— BEGIN —

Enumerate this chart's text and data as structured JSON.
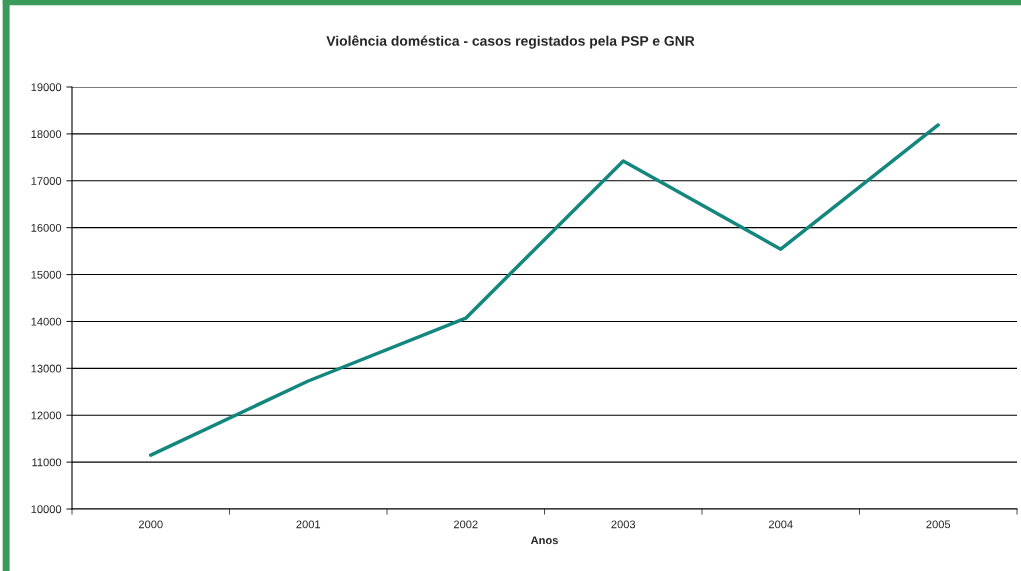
{
  "chart_data": {
    "type": "line",
    "title": "Violência doméstica - casos registados pela PSP e GNR",
    "xlabel": "Anos",
    "categories": [
      "2000",
      "2001",
      "2002",
      "2003",
      "2004",
      "2005"
    ],
    "series": [
      {
        "color": "#13867e",
        "values": [
          11150,
          12730,
          14070,
          17420,
          15540,
          18190
        ]
      }
    ],
    "ylim": [
      10000,
      19000
    ],
    "yticks": [
      10000,
      11000,
      12000,
      13000,
      14000,
      15000,
      16000,
      17000,
      18000,
      19000
    ],
    "grid": "y",
    "marker": "none",
    "line_style": "solid"
  }
}
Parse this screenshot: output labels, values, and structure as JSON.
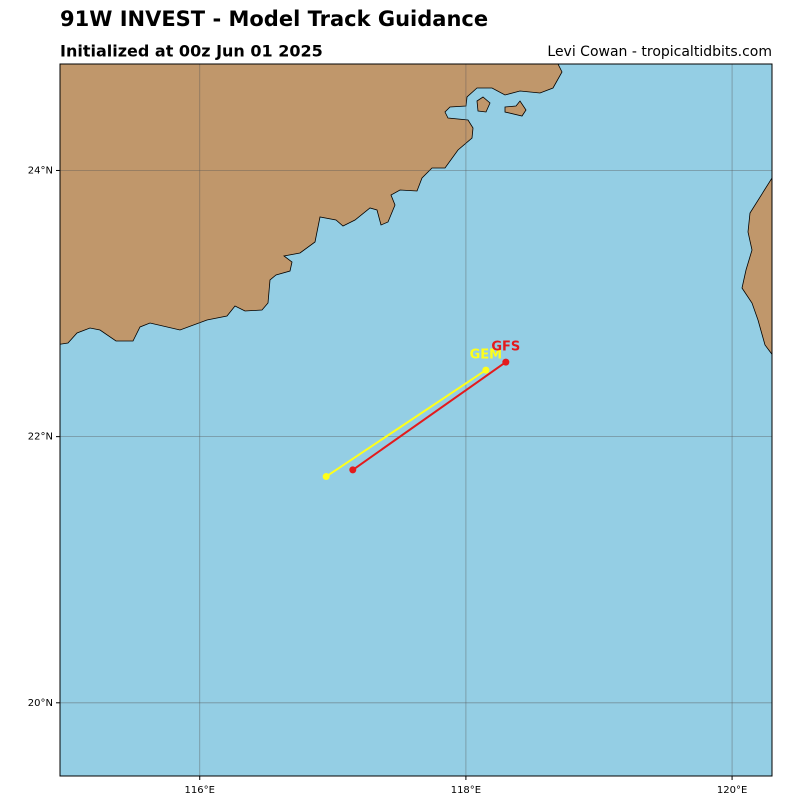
{
  "chart_data": {
    "type": "line",
    "title": "91W INVEST - Model Track Guidance",
    "subtitle": "Initialized at 00z Jun 01 2025",
    "credit": "Levi Cowan - tropicaltidbits.com",
    "xlim": [
      114.95,
      120.3
    ],
    "ylim": [
      19.45,
      24.8
    ],
    "xticks": [
      {
        "value": 116,
        "label": "116°E"
      },
      {
        "value": 118,
        "label": "118°E"
      },
      {
        "value": 120,
        "label": "120°E"
      }
    ],
    "yticks": [
      {
        "value": 20,
        "label": "20°N"
      },
      {
        "value": 22,
        "label": "22°N"
      },
      {
        "value": 24,
        "label": "24°N"
      }
    ],
    "grid": true,
    "series": [
      {
        "name": "GEM",
        "color": "#ffff1a",
        "x": [
          116.95,
          118.15
        ],
        "values": [
          21.7,
          22.5
        ]
      },
      {
        "name": "GFS",
        "color": "#e41a1c",
        "x": [
          117.15,
          118.3
        ],
        "values": [
          21.75,
          22.56
        ]
      }
    ]
  }
}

— END —

=== What you will do ===
All the lines above are to be reproduced exactly, except the pictures.

=== Answer to the problem ===
Enumerate this chart's text and data as structured JSON.
{
  "chart_data": {
    "type": "line",
    "title": "Violência doméstica - casos registados pela PSP e GNR",
    "xlabel": "Anos",
    "categories": [
      "2000",
      "2001",
      "2002",
      "2003",
      "2004",
      "2005"
    ],
    "series": [
      {
        "color": "#13867e",
        "values": [
          11150,
          12730,
          14070,
          17420,
          15540,
          18190
        ]
      }
    ],
    "ylim": [
      10000,
      19000
    ],
    "yticks": [
      10000,
      11000,
      12000,
      13000,
      14000,
      15000,
      16000,
      17000,
      18000,
      19000
    ],
    "grid": "y",
    "marker": "none",
    "line_style": "solid"
  }
}
Parse this screenshot: output labels, values, and structure as JSON.
{
  "chart_data": {
    "type": "line",
    "title": "91W INVEST - Model Track Guidance",
    "subtitle": "Initialized at 00z Jun 01 2025",
    "credit": "Levi Cowan - tropicaltidbits.com",
    "xlim": [
      114.95,
      120.3
    ],
    "ylim": [
      19.45,
      24.8
    ],
    "xticks": [
      {
        "value": 116,
        "label": "116°E"
      },
      {
        "value": 118,
        "label": "118°E"
      },
      {
        "value": 120,
        "label": "120°E"
      }
    ],
    "yticks": [
      {
        "value": 20,
        "label": "20°N"
      },
      {
        "value": 22,
        "label": "22°N"
      },
      {
        "value": 24,
        "label": "24°N"
      }
    ],
    "grid": true,
    "series": [
      {
        "name": "GEM",
        "color": "#ffff1a",
        "x": [
          116.95,
          118.15
        ],
        "values": [
          21.7,
          22.5
        ]
      },
      {
        "name": "GFS",
        "color": "#e41a1c",
        "x": [
          117.15,
          118.3
        ],
        "values": [
          21.75,
          22.56
        ]
      }
    ]
  }
}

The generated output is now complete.